------ The records ------

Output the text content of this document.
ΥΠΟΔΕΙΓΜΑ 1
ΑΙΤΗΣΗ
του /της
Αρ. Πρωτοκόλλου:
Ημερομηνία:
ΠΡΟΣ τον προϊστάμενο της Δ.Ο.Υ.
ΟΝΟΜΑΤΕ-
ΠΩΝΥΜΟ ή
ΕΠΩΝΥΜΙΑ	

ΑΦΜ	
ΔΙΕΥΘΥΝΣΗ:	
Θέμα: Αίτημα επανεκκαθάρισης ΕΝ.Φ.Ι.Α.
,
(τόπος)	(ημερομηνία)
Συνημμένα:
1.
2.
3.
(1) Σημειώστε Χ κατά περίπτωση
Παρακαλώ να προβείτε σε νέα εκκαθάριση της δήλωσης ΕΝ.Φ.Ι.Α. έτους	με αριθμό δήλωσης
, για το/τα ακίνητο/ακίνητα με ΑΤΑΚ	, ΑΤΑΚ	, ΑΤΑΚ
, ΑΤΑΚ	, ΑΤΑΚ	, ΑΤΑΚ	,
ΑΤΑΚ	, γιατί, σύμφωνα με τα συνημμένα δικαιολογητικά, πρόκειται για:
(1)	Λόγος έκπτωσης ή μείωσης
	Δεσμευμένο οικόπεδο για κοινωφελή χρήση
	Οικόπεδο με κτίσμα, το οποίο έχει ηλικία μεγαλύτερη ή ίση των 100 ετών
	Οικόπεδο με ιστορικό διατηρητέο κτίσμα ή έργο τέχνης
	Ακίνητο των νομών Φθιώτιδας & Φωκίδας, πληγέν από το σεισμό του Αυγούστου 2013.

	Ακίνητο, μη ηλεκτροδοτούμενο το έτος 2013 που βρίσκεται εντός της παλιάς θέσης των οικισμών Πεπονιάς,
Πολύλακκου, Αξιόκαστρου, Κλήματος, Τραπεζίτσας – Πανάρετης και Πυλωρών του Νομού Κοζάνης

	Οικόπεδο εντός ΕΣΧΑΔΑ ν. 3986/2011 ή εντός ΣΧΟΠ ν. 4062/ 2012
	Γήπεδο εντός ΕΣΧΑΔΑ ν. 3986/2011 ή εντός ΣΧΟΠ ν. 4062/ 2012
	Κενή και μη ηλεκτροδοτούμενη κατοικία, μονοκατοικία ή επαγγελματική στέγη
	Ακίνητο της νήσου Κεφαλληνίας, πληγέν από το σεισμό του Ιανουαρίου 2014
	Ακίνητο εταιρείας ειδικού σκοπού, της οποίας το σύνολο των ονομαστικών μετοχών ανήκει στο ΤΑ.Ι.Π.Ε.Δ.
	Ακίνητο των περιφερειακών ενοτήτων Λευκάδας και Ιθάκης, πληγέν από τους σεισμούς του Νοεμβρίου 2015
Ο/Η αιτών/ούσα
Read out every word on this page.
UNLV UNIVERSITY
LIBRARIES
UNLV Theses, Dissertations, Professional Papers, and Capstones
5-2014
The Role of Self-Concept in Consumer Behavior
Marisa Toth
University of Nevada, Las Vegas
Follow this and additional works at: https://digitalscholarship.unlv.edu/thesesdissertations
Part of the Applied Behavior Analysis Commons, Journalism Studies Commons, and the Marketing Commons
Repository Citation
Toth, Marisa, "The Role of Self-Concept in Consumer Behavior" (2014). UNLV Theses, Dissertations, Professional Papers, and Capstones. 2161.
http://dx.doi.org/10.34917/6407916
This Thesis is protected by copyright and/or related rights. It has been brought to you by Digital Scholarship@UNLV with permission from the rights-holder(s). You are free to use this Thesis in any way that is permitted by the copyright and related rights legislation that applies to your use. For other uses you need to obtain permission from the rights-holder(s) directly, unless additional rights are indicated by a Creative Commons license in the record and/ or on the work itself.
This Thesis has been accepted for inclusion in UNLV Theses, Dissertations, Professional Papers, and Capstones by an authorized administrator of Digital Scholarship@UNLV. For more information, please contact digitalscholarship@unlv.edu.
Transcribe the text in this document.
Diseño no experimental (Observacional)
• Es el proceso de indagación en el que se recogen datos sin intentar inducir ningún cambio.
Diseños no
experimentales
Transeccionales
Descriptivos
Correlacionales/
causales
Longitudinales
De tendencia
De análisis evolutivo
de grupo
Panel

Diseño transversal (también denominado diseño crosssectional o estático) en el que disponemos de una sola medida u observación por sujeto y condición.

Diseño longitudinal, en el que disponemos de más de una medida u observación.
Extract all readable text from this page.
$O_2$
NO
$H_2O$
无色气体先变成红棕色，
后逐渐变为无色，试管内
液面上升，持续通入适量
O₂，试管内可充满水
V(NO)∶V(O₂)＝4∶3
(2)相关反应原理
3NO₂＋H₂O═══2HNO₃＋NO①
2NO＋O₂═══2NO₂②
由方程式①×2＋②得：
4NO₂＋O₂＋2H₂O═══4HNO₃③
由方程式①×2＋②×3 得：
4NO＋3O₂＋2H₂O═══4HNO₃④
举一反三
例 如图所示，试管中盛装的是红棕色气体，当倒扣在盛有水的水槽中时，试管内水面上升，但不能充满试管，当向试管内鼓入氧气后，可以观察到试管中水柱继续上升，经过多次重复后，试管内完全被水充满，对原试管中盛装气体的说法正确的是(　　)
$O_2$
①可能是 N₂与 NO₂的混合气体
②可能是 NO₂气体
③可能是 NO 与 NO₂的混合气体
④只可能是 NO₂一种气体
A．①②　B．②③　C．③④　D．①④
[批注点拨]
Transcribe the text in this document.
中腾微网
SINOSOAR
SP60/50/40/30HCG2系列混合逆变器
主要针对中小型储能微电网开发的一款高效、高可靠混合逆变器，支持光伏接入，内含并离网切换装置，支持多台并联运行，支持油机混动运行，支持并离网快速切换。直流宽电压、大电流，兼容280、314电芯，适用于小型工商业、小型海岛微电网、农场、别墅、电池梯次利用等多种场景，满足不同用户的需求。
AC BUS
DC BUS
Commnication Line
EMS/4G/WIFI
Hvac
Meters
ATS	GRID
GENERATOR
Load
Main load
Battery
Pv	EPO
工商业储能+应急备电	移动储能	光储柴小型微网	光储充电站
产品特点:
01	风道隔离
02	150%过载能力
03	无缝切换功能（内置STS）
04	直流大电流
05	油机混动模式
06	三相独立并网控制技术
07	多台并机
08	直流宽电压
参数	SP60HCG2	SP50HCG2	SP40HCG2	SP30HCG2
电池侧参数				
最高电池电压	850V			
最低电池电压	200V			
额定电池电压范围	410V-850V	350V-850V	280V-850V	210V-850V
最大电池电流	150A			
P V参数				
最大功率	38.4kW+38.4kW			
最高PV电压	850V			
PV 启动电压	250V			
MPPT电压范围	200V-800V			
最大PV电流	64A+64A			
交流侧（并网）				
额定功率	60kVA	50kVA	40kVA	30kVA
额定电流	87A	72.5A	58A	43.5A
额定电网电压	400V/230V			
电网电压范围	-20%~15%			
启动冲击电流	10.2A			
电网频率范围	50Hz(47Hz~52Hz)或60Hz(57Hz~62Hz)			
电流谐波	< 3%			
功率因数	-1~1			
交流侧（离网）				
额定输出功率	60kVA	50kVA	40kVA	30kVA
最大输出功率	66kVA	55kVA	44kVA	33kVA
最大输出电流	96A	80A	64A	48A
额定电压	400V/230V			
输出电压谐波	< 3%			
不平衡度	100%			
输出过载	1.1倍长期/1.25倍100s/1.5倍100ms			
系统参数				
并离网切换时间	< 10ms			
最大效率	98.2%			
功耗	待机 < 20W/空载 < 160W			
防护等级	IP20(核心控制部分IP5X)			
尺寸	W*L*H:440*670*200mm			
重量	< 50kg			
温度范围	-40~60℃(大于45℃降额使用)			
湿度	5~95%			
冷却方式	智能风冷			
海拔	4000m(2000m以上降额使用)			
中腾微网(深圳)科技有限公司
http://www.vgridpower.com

------

→ Goal
Find and count the lines of the data that include the string "Commons", and report that figure by itself.

→ Result of this exercise
2